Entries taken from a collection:
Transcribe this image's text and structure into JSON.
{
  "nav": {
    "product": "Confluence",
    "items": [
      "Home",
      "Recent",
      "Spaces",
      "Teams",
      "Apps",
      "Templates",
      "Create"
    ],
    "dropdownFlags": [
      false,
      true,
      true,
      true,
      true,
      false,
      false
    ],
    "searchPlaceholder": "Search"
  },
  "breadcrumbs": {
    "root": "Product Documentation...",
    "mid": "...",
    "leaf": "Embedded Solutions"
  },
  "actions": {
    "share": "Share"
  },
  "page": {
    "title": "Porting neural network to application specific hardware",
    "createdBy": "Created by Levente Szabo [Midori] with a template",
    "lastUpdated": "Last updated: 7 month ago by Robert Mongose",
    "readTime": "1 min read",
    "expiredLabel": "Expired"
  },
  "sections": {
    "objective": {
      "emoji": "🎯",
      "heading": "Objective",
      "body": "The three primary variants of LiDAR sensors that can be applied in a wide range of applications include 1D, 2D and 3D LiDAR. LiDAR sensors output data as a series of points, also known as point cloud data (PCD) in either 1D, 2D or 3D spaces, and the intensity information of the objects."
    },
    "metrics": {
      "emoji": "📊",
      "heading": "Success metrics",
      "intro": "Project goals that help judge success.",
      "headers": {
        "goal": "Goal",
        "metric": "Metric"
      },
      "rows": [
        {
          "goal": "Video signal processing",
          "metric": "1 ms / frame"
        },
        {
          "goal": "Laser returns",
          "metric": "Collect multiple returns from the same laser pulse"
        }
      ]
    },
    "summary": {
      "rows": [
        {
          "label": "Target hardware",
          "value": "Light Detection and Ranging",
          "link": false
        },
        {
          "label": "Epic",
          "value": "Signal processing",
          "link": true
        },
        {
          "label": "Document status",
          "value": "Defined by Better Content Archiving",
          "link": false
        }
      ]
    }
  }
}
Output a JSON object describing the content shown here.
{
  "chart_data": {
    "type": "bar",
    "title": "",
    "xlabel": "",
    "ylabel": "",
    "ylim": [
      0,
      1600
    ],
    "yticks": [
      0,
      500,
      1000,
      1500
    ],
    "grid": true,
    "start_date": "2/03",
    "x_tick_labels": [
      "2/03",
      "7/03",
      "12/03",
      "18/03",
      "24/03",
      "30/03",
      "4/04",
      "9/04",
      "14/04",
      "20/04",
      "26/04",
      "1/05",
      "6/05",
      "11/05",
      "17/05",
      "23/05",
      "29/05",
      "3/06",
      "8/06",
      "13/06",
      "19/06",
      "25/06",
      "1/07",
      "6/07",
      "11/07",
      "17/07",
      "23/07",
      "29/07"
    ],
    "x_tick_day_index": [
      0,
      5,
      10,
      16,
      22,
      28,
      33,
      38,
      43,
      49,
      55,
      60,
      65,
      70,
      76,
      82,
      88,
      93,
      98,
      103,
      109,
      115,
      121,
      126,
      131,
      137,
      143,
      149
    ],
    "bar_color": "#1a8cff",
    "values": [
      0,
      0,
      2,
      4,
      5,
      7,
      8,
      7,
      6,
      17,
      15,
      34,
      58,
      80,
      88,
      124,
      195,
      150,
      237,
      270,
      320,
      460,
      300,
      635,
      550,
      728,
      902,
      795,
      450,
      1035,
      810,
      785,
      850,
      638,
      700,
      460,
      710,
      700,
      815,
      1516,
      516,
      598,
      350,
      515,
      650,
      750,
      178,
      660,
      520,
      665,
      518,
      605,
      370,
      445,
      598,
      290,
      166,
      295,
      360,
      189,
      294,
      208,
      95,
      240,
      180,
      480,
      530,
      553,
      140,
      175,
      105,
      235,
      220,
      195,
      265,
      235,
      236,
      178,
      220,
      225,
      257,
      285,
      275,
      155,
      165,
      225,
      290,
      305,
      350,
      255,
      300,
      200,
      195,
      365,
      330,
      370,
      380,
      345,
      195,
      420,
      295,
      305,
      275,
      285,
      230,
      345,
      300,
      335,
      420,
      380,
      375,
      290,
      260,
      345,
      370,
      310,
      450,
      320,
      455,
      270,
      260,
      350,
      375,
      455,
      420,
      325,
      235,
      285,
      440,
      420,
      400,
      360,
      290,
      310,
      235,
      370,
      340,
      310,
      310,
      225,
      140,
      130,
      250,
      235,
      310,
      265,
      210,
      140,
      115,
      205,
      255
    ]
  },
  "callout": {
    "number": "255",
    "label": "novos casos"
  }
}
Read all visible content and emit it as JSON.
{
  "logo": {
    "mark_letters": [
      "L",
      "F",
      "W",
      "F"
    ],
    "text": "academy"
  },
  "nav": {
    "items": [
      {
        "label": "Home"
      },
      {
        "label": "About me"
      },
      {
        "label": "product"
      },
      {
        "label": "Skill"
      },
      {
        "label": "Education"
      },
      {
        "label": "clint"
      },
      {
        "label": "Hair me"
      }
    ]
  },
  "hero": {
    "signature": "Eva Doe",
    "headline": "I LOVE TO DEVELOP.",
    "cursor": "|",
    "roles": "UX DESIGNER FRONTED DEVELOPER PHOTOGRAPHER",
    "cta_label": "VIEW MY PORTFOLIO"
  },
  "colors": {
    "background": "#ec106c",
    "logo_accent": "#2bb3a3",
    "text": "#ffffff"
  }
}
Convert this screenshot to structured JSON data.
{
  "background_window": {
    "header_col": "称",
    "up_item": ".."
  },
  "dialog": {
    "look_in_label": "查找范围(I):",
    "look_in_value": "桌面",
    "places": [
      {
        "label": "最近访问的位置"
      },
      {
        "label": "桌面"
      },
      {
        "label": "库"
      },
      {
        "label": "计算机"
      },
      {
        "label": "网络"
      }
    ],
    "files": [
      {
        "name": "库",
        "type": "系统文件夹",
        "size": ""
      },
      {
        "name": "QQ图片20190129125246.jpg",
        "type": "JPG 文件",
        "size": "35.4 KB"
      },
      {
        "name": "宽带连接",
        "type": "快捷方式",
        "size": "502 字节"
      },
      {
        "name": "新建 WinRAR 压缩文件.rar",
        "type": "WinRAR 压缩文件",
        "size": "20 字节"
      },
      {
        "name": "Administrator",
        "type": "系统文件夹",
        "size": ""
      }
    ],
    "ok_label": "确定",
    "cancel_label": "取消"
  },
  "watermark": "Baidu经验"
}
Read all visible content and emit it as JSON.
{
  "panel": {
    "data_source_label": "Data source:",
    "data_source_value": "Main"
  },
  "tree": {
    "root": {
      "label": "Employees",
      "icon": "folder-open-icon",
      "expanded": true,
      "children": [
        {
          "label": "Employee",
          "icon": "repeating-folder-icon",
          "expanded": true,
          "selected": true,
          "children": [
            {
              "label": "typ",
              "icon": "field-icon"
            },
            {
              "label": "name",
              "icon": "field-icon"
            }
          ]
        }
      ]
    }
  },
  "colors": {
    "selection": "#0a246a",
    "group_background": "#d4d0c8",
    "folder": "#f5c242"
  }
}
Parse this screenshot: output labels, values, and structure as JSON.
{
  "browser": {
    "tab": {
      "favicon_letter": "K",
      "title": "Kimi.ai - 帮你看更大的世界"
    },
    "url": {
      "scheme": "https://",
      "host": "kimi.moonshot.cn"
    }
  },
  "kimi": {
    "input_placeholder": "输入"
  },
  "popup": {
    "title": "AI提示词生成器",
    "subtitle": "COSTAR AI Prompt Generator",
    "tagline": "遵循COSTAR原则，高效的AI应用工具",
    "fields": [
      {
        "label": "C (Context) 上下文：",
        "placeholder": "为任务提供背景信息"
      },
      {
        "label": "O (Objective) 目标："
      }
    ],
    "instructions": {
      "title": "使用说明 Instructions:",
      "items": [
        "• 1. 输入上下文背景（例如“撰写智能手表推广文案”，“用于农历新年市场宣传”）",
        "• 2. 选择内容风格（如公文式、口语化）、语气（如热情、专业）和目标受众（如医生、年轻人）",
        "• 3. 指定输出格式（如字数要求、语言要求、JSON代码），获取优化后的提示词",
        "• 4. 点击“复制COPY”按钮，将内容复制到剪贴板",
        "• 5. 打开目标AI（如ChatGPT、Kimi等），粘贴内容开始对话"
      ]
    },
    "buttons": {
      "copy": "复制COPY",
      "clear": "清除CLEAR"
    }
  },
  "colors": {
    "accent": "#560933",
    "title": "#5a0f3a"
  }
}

What you will do: State the number of lines holding the word "type" in the listing. Add nothing else.

Solution for this problem: 6